## YOUR GOAL
Each line of the material below that holds the word "JSON" needs to be copied.

## THE RECORDS
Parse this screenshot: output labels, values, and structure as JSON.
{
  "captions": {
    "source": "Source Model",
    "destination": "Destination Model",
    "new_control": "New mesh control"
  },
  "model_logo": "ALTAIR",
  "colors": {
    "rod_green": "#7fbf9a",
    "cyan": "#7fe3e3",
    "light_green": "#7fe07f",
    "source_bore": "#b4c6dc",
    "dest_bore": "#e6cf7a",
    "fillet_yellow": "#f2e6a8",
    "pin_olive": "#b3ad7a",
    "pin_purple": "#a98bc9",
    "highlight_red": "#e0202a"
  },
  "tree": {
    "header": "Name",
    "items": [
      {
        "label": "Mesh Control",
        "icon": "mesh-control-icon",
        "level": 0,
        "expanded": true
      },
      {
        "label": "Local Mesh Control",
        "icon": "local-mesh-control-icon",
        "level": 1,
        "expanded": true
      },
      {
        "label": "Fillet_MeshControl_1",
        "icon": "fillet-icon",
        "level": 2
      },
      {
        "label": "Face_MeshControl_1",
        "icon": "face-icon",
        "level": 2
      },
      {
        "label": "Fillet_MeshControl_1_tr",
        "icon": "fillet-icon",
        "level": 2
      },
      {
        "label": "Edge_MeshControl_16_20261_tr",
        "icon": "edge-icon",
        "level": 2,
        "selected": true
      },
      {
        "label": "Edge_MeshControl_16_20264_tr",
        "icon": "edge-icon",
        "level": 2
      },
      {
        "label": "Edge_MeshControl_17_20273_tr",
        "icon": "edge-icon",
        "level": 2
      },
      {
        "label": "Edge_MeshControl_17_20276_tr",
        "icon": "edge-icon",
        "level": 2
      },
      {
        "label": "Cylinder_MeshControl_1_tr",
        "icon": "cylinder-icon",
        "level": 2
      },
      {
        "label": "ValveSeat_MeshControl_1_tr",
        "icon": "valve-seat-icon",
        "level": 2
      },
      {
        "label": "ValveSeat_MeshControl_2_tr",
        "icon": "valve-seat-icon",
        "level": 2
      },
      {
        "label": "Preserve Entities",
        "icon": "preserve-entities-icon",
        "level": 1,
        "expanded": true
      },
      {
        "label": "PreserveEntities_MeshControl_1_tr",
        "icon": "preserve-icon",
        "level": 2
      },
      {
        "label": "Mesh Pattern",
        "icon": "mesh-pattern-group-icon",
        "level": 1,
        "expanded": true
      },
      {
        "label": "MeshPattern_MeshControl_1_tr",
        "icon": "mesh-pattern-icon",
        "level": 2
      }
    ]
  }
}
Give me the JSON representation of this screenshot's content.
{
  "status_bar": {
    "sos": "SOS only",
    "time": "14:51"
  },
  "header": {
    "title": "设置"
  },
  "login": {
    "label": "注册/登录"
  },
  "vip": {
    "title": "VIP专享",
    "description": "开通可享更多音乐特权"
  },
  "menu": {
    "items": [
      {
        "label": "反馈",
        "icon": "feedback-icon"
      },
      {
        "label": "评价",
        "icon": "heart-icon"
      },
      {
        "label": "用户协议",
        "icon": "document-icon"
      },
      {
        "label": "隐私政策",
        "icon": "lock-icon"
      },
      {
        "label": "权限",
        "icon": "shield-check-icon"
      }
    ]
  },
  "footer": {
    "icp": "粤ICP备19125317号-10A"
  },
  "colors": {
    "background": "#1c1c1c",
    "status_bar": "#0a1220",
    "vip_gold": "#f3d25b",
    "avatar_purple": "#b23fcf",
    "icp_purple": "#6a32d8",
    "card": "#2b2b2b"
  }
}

## RESPONSE TO THIS EXERCISE
Parse this screenshot: output labels, values, and structure as JSON.
Give me the JSON representation of this screenshot's content.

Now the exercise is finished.